» **STATED PROBLEM**: Take each line containing "Last" and report it exactly as written.

-- BEGIN DATA PROVIDED --

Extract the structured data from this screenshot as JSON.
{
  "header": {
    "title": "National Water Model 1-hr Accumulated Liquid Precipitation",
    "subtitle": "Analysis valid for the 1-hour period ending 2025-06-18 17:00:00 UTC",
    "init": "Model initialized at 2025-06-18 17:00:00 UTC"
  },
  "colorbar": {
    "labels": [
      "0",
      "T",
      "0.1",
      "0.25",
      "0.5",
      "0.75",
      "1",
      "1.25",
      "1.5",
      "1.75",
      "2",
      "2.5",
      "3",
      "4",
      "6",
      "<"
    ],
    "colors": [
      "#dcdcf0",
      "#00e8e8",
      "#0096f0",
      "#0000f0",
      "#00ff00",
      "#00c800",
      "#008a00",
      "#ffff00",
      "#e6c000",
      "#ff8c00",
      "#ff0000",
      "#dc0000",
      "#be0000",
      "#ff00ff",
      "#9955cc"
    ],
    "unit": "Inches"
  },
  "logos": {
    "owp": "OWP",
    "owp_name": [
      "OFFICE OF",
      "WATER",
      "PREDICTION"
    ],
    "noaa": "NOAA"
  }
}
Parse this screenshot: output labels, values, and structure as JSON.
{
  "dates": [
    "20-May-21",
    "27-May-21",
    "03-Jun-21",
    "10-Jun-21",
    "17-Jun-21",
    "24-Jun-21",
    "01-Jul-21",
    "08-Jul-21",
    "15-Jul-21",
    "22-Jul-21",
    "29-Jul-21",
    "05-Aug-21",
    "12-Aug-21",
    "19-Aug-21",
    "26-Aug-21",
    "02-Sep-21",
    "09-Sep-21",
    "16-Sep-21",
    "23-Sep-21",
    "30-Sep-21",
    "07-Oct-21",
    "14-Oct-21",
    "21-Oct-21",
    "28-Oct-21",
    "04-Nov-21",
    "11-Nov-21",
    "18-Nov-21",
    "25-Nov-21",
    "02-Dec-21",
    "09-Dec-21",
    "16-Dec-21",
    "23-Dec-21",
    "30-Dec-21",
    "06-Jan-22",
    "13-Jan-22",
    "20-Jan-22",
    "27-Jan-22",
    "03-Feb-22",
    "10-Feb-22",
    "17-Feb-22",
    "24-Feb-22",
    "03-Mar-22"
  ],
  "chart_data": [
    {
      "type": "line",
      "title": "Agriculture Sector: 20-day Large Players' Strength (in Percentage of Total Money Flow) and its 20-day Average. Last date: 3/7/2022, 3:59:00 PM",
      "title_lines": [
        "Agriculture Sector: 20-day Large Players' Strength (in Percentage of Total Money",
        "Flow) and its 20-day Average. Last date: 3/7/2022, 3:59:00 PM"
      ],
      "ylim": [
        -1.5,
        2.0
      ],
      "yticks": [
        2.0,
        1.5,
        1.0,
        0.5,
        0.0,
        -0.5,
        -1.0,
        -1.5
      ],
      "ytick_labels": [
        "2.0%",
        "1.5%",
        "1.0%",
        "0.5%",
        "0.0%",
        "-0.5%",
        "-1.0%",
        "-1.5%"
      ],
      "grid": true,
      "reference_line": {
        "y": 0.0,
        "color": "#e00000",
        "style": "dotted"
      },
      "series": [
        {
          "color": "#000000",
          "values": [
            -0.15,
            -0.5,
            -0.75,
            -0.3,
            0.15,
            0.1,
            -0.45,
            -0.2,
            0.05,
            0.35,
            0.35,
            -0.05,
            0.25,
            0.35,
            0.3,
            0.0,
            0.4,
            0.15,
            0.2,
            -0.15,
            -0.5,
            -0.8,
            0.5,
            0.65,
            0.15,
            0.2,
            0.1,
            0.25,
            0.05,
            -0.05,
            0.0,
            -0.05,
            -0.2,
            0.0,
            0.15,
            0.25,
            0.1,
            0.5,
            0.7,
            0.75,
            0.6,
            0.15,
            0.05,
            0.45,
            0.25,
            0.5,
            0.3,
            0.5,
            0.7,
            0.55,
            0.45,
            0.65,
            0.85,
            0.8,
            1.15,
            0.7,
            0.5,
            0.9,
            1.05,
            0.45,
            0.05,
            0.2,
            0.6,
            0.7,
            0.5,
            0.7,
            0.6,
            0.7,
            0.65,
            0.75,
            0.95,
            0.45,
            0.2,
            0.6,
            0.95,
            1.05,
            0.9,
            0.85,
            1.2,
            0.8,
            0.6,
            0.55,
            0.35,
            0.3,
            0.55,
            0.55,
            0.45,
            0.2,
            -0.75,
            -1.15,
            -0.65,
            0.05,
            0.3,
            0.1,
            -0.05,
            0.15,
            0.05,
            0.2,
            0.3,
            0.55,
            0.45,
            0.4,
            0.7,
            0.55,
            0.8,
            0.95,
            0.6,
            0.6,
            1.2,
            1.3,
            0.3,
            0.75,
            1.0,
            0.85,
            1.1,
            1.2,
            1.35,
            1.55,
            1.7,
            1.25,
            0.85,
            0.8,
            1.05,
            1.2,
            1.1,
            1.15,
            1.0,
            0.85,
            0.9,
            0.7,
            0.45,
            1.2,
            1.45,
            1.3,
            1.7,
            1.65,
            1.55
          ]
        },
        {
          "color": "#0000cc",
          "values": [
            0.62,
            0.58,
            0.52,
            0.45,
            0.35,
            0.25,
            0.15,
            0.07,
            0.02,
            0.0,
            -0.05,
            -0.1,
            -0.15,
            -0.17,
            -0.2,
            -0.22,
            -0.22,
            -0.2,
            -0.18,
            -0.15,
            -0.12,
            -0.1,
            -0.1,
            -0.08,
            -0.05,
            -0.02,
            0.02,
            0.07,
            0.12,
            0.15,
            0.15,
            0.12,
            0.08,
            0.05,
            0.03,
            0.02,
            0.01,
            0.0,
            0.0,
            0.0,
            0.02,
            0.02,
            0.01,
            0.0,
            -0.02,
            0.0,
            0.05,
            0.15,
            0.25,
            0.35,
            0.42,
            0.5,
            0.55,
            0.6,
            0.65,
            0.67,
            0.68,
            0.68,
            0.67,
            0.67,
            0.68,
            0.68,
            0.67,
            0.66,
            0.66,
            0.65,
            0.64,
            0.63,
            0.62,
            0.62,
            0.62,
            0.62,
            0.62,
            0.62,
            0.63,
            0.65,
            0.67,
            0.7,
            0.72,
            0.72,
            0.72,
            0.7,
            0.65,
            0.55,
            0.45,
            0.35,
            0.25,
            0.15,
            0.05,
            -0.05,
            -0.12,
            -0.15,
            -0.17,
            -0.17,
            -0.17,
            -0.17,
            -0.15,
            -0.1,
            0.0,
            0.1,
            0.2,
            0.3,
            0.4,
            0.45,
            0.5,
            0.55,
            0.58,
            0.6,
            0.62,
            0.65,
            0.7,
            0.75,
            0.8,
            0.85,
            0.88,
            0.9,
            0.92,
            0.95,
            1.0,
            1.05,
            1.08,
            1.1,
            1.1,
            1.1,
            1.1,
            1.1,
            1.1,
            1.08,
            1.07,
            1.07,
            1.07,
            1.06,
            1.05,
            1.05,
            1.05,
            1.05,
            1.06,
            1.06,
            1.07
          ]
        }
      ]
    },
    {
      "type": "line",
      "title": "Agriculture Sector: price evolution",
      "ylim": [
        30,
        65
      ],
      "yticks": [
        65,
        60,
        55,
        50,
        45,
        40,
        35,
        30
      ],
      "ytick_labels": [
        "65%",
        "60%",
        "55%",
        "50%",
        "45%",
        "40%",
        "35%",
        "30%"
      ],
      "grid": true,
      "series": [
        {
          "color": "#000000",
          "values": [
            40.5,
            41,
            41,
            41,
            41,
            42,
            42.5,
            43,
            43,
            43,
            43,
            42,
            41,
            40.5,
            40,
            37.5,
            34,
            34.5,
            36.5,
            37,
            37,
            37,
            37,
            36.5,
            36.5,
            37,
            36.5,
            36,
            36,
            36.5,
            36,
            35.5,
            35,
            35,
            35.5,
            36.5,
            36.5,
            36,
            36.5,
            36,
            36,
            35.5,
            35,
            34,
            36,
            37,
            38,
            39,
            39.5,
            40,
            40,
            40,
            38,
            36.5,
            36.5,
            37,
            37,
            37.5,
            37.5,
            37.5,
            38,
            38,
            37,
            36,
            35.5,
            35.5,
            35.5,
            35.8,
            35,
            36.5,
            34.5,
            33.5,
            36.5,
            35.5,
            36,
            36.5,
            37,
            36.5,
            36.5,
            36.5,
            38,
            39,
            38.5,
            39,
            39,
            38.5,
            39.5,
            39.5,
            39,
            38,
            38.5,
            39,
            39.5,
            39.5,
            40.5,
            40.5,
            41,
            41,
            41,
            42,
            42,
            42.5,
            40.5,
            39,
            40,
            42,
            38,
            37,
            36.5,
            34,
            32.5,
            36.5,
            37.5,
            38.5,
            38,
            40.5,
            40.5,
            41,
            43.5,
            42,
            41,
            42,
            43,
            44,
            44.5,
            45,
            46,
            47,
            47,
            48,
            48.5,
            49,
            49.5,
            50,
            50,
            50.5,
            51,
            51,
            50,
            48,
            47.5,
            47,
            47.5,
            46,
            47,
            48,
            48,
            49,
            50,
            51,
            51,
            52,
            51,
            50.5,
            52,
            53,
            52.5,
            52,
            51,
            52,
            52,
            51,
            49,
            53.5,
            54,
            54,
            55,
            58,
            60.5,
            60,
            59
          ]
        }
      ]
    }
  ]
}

-- END DATA PROVIDED --

» **EXERCISE RESULT**:
      "title": "Agriculture Sector: 20-day Large Players' Strength (in Percentage of Total Money Flow) and its 20-day Average. Last date: 3/7/2022, 3:59:00 PM",
        "Flow) and its 20-day Average. Last date: 3/7/2022, 3:59:00 PM"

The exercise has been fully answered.